## Extracted entries

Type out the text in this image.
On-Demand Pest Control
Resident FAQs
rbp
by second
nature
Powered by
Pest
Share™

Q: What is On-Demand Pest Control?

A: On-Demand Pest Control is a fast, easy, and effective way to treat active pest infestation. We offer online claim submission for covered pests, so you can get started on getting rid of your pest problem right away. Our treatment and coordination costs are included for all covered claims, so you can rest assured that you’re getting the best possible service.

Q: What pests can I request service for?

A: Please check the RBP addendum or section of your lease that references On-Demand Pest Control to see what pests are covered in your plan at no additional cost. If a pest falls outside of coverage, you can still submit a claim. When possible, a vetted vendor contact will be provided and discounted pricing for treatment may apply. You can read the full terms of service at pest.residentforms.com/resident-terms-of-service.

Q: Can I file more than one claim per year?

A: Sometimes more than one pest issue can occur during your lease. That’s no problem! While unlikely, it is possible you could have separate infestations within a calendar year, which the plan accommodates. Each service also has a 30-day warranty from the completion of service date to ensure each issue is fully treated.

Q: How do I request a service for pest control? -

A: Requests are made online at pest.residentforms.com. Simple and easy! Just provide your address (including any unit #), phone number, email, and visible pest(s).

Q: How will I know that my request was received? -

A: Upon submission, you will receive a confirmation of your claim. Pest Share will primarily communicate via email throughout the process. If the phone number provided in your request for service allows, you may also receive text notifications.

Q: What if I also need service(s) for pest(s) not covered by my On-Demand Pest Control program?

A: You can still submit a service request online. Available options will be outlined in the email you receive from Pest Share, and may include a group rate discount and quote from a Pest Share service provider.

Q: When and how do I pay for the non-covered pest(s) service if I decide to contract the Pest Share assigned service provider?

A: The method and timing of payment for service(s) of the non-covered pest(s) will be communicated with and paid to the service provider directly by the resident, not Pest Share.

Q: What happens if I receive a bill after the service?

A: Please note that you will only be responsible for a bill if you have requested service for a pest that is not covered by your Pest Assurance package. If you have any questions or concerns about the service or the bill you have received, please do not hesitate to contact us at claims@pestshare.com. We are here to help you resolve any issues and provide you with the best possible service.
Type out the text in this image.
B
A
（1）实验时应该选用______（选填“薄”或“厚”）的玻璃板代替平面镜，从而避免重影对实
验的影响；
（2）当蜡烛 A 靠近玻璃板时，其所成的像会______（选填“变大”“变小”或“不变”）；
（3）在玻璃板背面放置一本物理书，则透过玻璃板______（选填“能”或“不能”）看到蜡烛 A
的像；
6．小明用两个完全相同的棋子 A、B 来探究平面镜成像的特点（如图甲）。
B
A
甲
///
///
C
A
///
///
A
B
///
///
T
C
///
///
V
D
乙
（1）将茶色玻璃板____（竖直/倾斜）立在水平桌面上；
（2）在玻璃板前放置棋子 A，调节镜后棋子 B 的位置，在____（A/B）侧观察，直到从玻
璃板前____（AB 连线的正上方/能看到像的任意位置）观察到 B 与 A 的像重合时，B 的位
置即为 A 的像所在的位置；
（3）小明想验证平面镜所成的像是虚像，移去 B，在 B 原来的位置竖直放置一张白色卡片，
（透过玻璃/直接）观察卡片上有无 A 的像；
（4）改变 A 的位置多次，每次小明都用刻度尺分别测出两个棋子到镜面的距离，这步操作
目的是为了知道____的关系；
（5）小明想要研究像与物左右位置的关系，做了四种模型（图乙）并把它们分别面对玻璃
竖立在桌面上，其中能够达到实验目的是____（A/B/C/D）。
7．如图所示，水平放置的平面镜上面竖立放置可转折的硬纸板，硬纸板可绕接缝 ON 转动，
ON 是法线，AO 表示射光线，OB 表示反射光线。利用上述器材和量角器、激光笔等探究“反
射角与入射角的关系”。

## Exercise requirements
Where a line above includes "year", copy that line.

## Answer to this task
Q: Can I file more than one claim per year?
A: Sometimes more than one pest issue can occur during your lease. That’s no problem! While unlikely, it is possible you could have separate infestations within a calendar year, which the plan accommodates. Each service also has a 30-day warranty from the completion of service date to ensure each issue is fully treated.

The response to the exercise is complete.